Return, word for word, the portion of the circular saw glossary between "Instructions: Secure your" and "cutting your workpiece.", inclusive.

| TEXT |
● ● ● ● ● ● ●
Instructions: Always make sure the base is resting completely flat while you're cutting. Rocking the base could result in kickback or a misaligned cut.
Bevel Cut
A cut made at an angle towards the inside of the work piece.
Instructions: Secure your work piece and mark your cut. Adjust the bevel to the angle you want. Align the line of cut with the 45° blade guide notch on the base when making 45° bevel cuts. Install the battery or plug the saw in and make your cut on the waste side of your cut mark. It is best to make test cuts no scrap material before cutting your workpiece.
Cross Cut
A cut made across the grain of the wood or material.
Instructions: Install your battery, or plug in the saw. Secure your work piece and mark your cut. Adjust the blade depth so that the teeth fall just below the work piece (no more than 1/4"). Install your battery, or plug the saw in. Remember to bring the blade just on the waste side of the cut, and make sure the motor side of the saw is over the supported part of workpiece. Make your cut, and be sure the blade comes to a complete stop before lifting the saw back up on any cut.
Cut line indicator
The notches on the front of the base that show you where your blade will go. Some are more accurate than others. Get familiar with your saw and make any necessary marks/adjustments to help you know exactly where your blade will go.
Edge Guide
An accessory that fits through the nose of the saw. It helps make straight cuts.
Instructions: Slide the edge guide through the holes in the front of your saw, and adjust it so that the vertical flat piece rests against the edge of your cutting piece. You can adjust the fence for wide or narrow cuts as necessary.
Factory Edge
When using store-bought wood or materials, the un-cut edges of the material are called factory edges. They are usually already square.
Instructions: Try to make use of factory edges in your projects. Take advantage of the fact that you have two sides that will already be perfectly straight and square.
Front
The front part of the base.
Instructions: The front will help guide you when you're making plunge or pocket cuts.
Jig
A re-usuable guide built for your circular saw
Instructions: Some users prefer to create a jig for their circular saws rather than use guide wood they have laying around. There are lots of instructional videos on YouTube that can help you make your own.
Keep Side
The side of the wood you are planning to use.
Kerf
The thickness of the blade
Kickback
When the saw is forced back suddenly to the user. This can be caused when the blade gets pinched in the wood due to insufficient support, when the blade encounters something inside the wood, the saw blade is misaligned or when the blade depth is set too deep.
Instructions: Kickback can be controlled more easily by taking the following steps: 1: Make sure your work piece is securely clamped. No wiggle. 2: Keep a firm, 2-handed grip on the saw during cutting. 3: Keep a stable, firm stance during cutting. Never put yourself in a postion that makes it easy to lose your balance.
● ● ● ● ● ● ●
| PROVIDED RECORDS |
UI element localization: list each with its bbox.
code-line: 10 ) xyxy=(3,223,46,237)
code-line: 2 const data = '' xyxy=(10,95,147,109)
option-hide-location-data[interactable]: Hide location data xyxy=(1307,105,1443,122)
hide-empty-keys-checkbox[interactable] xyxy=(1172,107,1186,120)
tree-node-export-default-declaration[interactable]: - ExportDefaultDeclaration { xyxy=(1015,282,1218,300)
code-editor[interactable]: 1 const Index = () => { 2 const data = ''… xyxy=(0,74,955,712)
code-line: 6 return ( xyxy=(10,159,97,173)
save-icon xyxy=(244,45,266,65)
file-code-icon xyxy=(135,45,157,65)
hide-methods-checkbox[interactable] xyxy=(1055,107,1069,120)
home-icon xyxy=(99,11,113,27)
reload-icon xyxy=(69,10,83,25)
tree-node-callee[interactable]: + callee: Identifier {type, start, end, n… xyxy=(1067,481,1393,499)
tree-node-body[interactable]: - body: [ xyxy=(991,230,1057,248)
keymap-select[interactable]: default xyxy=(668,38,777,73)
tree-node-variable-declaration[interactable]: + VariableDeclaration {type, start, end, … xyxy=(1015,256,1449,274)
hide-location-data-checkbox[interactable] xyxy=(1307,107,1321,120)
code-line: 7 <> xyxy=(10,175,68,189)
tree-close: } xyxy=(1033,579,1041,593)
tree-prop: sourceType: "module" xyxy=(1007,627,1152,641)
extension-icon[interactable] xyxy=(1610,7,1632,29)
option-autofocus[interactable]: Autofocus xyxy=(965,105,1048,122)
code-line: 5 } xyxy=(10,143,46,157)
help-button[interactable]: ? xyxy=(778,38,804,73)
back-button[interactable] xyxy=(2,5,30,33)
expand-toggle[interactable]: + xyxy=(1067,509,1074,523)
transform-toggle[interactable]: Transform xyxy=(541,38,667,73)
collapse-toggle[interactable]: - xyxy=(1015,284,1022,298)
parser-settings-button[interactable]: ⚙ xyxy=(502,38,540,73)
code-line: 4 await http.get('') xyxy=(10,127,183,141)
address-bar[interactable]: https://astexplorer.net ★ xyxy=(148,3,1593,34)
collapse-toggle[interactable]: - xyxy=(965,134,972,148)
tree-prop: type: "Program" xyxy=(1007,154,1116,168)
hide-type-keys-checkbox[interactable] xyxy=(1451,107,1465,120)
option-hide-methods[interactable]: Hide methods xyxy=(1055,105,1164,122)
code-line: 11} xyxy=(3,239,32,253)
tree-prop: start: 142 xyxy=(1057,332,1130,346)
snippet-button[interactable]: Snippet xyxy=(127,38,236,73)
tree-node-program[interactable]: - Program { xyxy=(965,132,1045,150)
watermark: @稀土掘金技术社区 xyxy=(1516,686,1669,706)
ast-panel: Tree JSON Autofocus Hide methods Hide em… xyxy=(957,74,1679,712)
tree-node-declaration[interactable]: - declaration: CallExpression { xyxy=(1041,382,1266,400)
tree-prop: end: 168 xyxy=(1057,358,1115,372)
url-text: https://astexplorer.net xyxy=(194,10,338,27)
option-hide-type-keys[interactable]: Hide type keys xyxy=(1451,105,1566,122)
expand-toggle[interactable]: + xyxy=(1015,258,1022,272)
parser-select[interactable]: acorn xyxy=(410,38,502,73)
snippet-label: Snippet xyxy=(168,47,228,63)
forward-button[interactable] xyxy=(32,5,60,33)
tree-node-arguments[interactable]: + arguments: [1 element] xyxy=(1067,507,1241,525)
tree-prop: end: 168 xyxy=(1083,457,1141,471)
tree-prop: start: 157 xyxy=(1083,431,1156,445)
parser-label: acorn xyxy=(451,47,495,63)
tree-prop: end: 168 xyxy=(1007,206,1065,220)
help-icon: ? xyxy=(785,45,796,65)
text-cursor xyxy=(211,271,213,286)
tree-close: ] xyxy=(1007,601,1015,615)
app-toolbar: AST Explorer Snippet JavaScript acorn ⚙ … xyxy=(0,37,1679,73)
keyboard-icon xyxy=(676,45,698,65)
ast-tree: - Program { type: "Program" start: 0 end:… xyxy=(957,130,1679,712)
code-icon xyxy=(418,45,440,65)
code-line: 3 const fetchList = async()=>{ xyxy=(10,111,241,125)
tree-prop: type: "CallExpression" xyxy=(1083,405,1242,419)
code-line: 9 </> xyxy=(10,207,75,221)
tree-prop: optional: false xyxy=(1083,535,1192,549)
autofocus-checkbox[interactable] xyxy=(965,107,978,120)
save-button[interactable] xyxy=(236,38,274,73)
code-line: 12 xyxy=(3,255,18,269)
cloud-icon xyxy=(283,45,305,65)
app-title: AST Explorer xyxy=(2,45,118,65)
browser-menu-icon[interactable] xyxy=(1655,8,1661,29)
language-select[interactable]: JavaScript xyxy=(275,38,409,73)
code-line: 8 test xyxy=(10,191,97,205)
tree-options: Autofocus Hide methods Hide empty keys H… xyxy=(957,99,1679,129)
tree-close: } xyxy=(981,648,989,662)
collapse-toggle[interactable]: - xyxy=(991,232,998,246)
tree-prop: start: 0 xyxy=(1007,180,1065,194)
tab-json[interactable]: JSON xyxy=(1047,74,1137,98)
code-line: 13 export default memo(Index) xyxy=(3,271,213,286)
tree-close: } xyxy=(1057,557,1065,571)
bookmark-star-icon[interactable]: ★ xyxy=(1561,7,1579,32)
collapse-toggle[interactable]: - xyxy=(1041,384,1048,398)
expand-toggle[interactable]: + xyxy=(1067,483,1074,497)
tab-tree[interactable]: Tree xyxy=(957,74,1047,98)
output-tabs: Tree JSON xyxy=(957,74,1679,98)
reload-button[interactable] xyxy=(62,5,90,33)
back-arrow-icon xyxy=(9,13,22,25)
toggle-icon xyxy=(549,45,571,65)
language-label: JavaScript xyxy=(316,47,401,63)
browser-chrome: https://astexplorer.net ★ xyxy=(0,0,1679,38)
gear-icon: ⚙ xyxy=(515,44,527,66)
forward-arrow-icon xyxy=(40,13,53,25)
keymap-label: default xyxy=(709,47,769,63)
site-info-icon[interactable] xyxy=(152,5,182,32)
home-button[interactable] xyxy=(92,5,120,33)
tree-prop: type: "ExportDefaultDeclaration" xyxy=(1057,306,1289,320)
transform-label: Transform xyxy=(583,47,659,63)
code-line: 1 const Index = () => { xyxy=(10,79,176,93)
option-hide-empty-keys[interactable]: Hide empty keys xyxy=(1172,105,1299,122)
● ● ● ● ● ● ●
| RESULT BELOW |
Instructions: Secure your work piece and mark your cut. Adjust the bevel to the angle you want. Align the line of cut with the 45° blade guide notch on the base when making 45° bevel cuts. Install the battery or plug the saw in and make your cut on the waste side of your cut mark. It is best to make test cuts no scrap material before cutting your workpiece.